### STATED PROBLEM:
Determine the count of lines holding the string "yoki". Return only the number.

### MATERIAL PROVIDED:
=-=-=

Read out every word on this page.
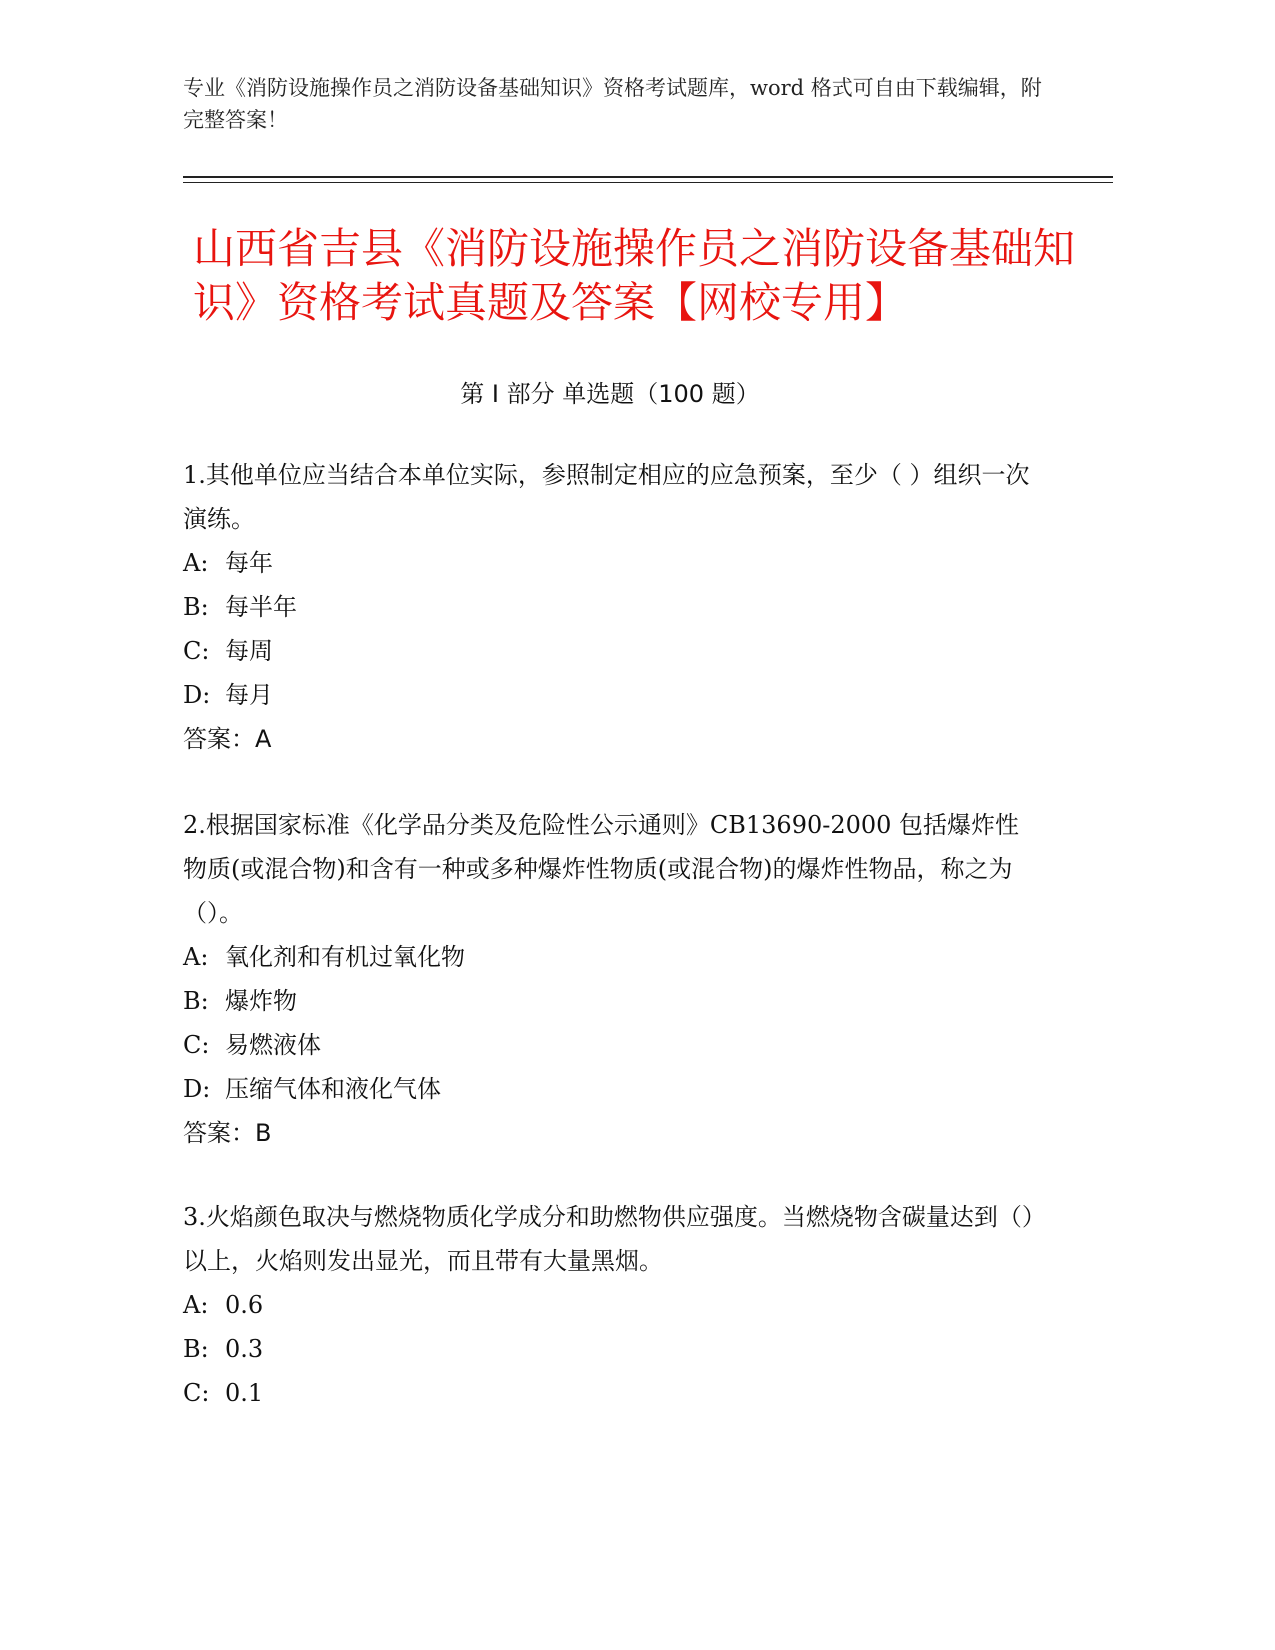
专业《消防设施操作员之消防设备基础知识》资格考试题库，word 格式可自由下载编辑，附完整答案！
山西省吉县《消防设施操作员之消防设备基础知识》资格考试真题及答案【网校专用】
第 I 部分 单选题（100 题）

1.其他单位应当结合本单位实际，参照制定相应的应急预案，至少（ ）组织一次演练。

A: 每年

B: 每半年

C: 每周

D: 每月

答案：A

2.根据国家标准《化学品分类及危险性公示通则》CB13690-2000 包括爆炸性物质(或混合物)和含有一种或多种爆炸性物质(或混合物)的爆炸性物品，称之为（）。

A: 氧化剂和有机过氧化物

B: 爆炸物

C: 易燃液体

D: 压缩气体和液化气体

答案：B

3.火焰颜色取决与燃烧物质化学成分和助燃物供应强度。当燃烧物含碳量达到（）以上，火焰则发出显光，而且带有大量黑烟。

A: 0.6

B: 0.3

C: 0.1
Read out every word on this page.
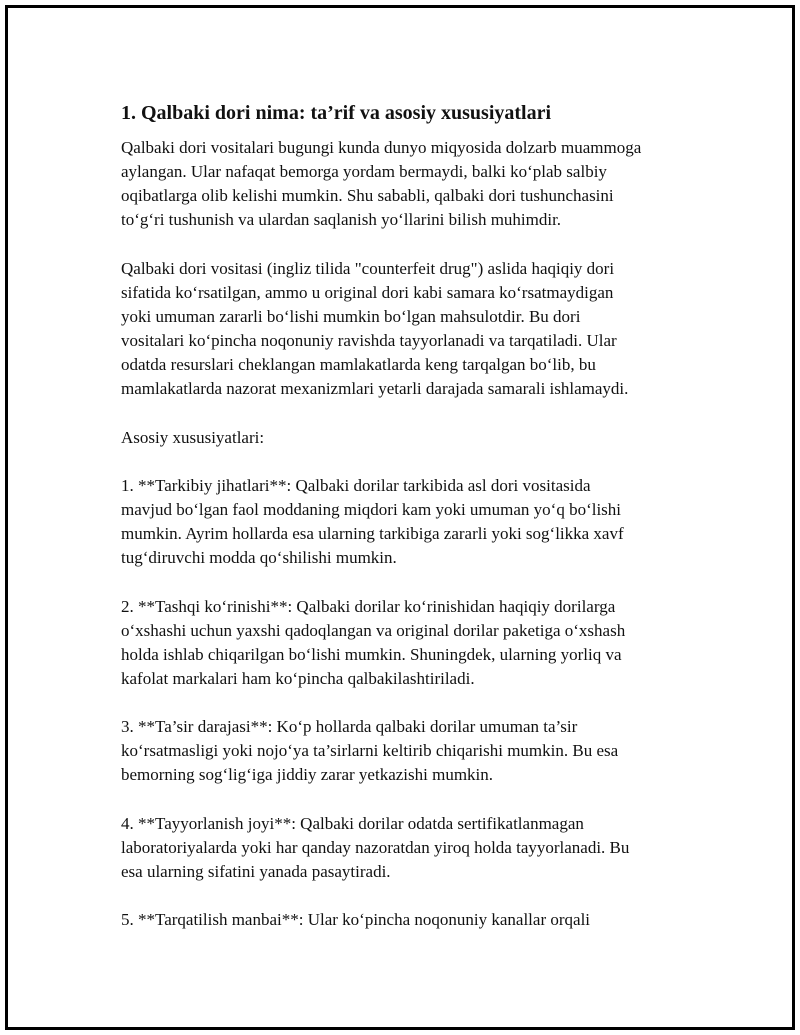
1. Qalbaki dori nima: ta’rif va asosiy xususiyatlari
Qalbaki dori vositalari bugungi kunda dunyo miqyosida dolzarb muammoga
aylangan. Ular nafaqat bemorga yordam bermaydi, balki ko‘plab salbiy
oqibatlarga olib kelishi mumkin. Shu sababli, qalbaki dori tushunchasini
to‘g‘ri tushunish va ulardan saqlanish yo‘llarini bilish muhimdir.
Qalbaki dori vositasi (ingliz tilida "counterfeit drug") aslida haqiqiy dori
sifatida ko‘rsatilgan, ammo u original dori kabi samara ko‘rsatmaydigan
yoki umuman zararli bo‘lishi mumkin bo‘lgan mahsulotdir. Bu dori
vositalari ko‘pincha noqonuniy ravishda tayyorlanadi va tarqatiladi. Ular
odatda resurslari cheklangan mamlakatlarda keng tarqalgan bo‘lib, bu
mamlakatlarda nazorat mexanizmlari yetarli darajada samarali ishlamaydi.
Asosiy xususiyatlari:
1. **Tarkibiy jihatlari**: Qalbaki dorilar tarkibida asl dori vositasida
mavjud bo‘lgan faol moddaning miqdori kam yoki umuman yo‘q bo‘lishi
mumkin. Ayrim hollarda esa ularning tarkibiga zararli yoki sog‘likka xavf
tug‘diruvchi modda qo‘shilishi mumkin.
2. **Tashqi ko‘rinishi**: Qalbaki dorilar ko‘rinishidan haqiqiy dorilarga
o‘xshashi uchun yaxshi qadoqlangan va original dorilar paketiga o‘xshash
holda ishlab chiqarilgan bo‘lishi mumkin. Shuningdek, ularning yorliq va
kafolat markalari ham ko‘pincha qalbakilashtiriladi.
3. **Ta’sir darajasi**: Ko‘p hollarda qalbaki dorilar umuman ta’sir
ko‘rsatmasligi yoki nojo‘ya ta’sirlarni keltirib chiqarishi mumkin. Bu esa
bemorning sog‘lig‘iga jiddiy zarar yetkazishi mumkin.
4. **Tayyorlanish joyi**: Qalbaki dorilar odatda sertifikatlanmagan
laboratoriyalarda yoki har qanday nazoratdan yiroq holda tayyorlanadi. Bu
esa ularning sifatini yanada pasaytiradi.
5. **Tarqatilish manbai**: Ular ko‘pincha noqonuniy kanallar orqali
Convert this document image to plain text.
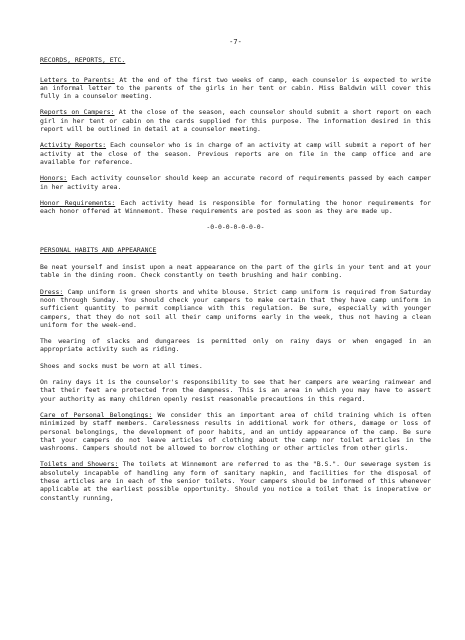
-7-
RECORDS, REPORTS, ETC.

Letters to Parents: At the end of the first two weeks of camp, each counselor is expected to write an informal letter to the parents of the girls in her tent or cabin. Miss Baldwin will cover this fully in a counselor meeting.

Reports on Campers: At the close of the season, each counselor should submit a short report on each girl in her tent or cabin on the cards supplied for this purpose. The information desired in this report will be outlined in detail at a counselor meeting.

Activity Reports: Each counselor who is in charge of an activity at camp will submit a report of her activity at the close of the season. Previous reports are on file in the camp office and are available for reference.

Honors: Each activity counselor should keep an accurate record of requirements passed by each camper in her activity area.

Honor Requirements: Each activity head is responsible for formulating the honor requirements for each honor offered at Winnemont. These requirements are posted as soon as they are made up.

-0-0-0-0-0-0-0-
PERSONAL HABITS AND APPEARANCE

Be neat yourself and insist upon a neat appearance on the part of the girls in your tent and at your table in the dining room. Check constantly on teeth brushing and hair combing.

Dress: Camp uniform is green shorts and white blouse. Strict camp uniform is required from Saturday noon through Sunday. You should check your campers to make certain that they have camp uniform in sufficient quantity to permit compliance with this regulation. Be sure, especially with younger campers, that they do not soil all their camp uniforms early in the week, thus not having a clean uniform for the week-end.

The wearing of slacks and dungarees is permitted only on rainy days or when engaged in an appropriate activity such as riding.

Shoes and socks must be worn at all times.

On rainy days it is the counselor's responsibility to see that her campers are wearing rainwear and that their feet are protected from the dampness. This is an area in which you may have to assert your authority as many children openly resist reasonable precautions in this regard.

Care of Personal Belongings: We consider this an important area of child training which is often minimized by staff members. Carelessness results in additional work for others, damage or loss of personal belongings, the development of poor habits, and an untidy appearance of the camp. Be sure that your campers do not leave articles of clothing about the camp nor toilet articles in the washrooms. Campers should not be allowed to borrow clothing or other articles from other girls.

Toilets and Showers: The toilets at Winnemont are referred to as the "B.S.". Our sewerage system is absolutely incapable of handling any form of sanitary napkin, and facilities for the disposal of these articles are in each of the senior toilets. Your campers should be informed of this whenever applicable at the earliest possible opportunity. Should you notice a toilet that is inoperative or constantly running,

=-=-=

### OUTPUT FOR THIS TASK:
5